──────── DATASET ROWS ────────

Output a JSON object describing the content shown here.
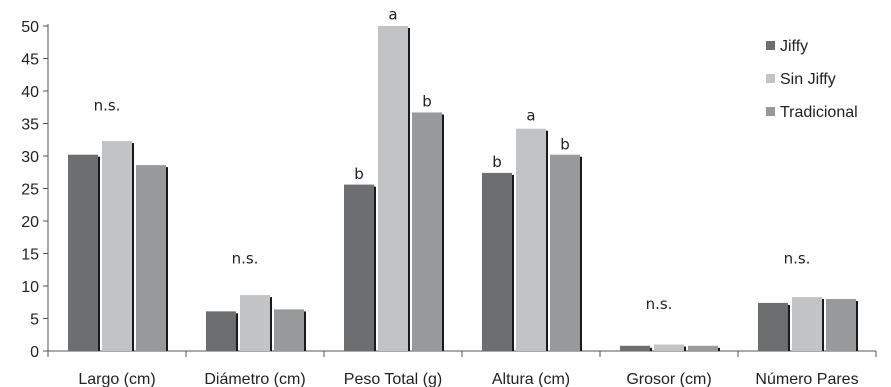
{
  "chart_data": {
    "type": "bar",
    "title": "",
    "xlabel": "",
    "ylabel": "",
    "ylim": [
      0,
      50
    ],
    "yticks": [
      0,
      5,
      10,
      15,
      20,
      25,
      30,
      35,
      40,
      45,
      50
    ],
    "grid": false,
    "legend_position": "right",
    "categories": [
      "Largo (cm)",
      "Diámetro (cm)",
      "Peso Total (g)",
      "Altura (cm)",
      "Grosor (cm)",
      "Número Pares"
    ],
    "series": [
      {
        "name": "Jiffy",
        "color": "#6d6e70",
        "values": [
          30.2,
          6.1,
          25.6,
          27.4,
          0.8,
          7.4
        ]
      },
      {
        "name": "Sin Jiffy",
        "color": "#c2c3c5",
        "values": [
          32.3,
          8.6,
          50.0,
          34.2,
          1.0,
          8.3
        ]
      },
      {
        "name": "Tradicional",
        "color": "#98999b",
        "values": [
          28.6,
          6.4,
          36.7,
          30.2,
          0.8,
          8.0
        ]
      }
    ],
    "annotations": [
      {
        "text": "n.s.",
        "category": 0,
        "y": 37
      },
      {
        "text": "n.s.",
        "category": 1,
        "y": 13.5
      },
      {
        "text": "b",
        "category": 2,
        "series": 0,
        "y": 26.5
      },
      {
        "text": "a",
        "category": 2,
        "series": 1,
        "y": 51
      },
      {
        "text": "b",
        "category": 2,
        "series": 2,
        "y": 37.6
      },
      {
        "text": "b",
        "category": 3,
        "series": 0,
        "y": 28.3
      },
      {
        "text": "a",
        "category": 3,
        "series": 1,
        "y": 35.5
      },
      {
        "text": "b",
        "category": 3,
        "series": 2,
        "y": 31
      },
      {
        "text": "n.s.",
        "category": 4,
        "y": 6.5
      },
      {
        "text": "n.s.",
        "category": 5,
        "y": 13.5
      }
    ]
  }
}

────────

YOUR TASK
Copy the records word for word, leaving no picture in the copy.

ANSWER TO THIS TASK
Output a JSON object describing the content shown here.
{
  "chart_data": {
    "type": "bar",
    "title": "",
    "xlabel": "",
    "ylabel": "",
    "ylim": [
      0,
      50
    ],
    "yticks": [
      0,
      5,
      10,
      15,
      20,
      25,
      30,
      35,
      40,
      45,
      50
    ],
    "grid": false,
    "legend_position": "right",
    "categories": [
      "Largo (cm)",
      "Diámetro (cm)",
      "Peso Total (g)",
      "Altura (cm)",
      "Grosor (cm)",
      "Número Pares"
    ],
    "series": [
      {
        "name": "Jiffy",
        "color": "#6d6e70",
        "values": [
          30.2,
          6.1,
          25.6,
          27.4,
          0.8,
          7.4
        ]
      },
      {
        "name": "Sin Jiffy",
        "color": "#c2c3c5",
        "values": [
          32.3,
          8.6,
          50.0,
          34.2,
          1.0,
          8.3
        ]
      },
      {
        "name": "Tradicional",
        "color": "#98999b",
        "values": [
          28.6,
          6.4,
          36.7,
          30.2,
          0.8,
          8.0
        ]
      }
    ],
    "annotations": [
      {
        "text": "n.s.",
        "category": 0,
        "y": 37
      },
      {
        "text": "n.s.",
        "category": 1,
        "y": 13.5
      },
      {
        "text": "b",
        "category": 2,
        "series": 0,
        "y": 26.5
      },
      {
        "text": "a",
        "category": 2,
        "series": 1,
        "y": 51
      },
      {
        "text": "b",
        "category": 2,
        "series": 2,
        "y": 37.6
      },
      {
        "text": "b",
        "category": 3,
        "series": 0,
        "y": 28.3
      },
      {
        "text": "a",
        "category": 3,
        "series": 1,
        "y": 35.5
      },
      {
        "text": "b",
        "category": 3,
        "series": 2,
        "y": 31
      },
      {
        "text": "n.s.",
        "category": 4,
        "y": 6.5
      },
      {
        "text": "n.s.",
        "category": 5,
        "y": 13.5
      }
    ]
  }
}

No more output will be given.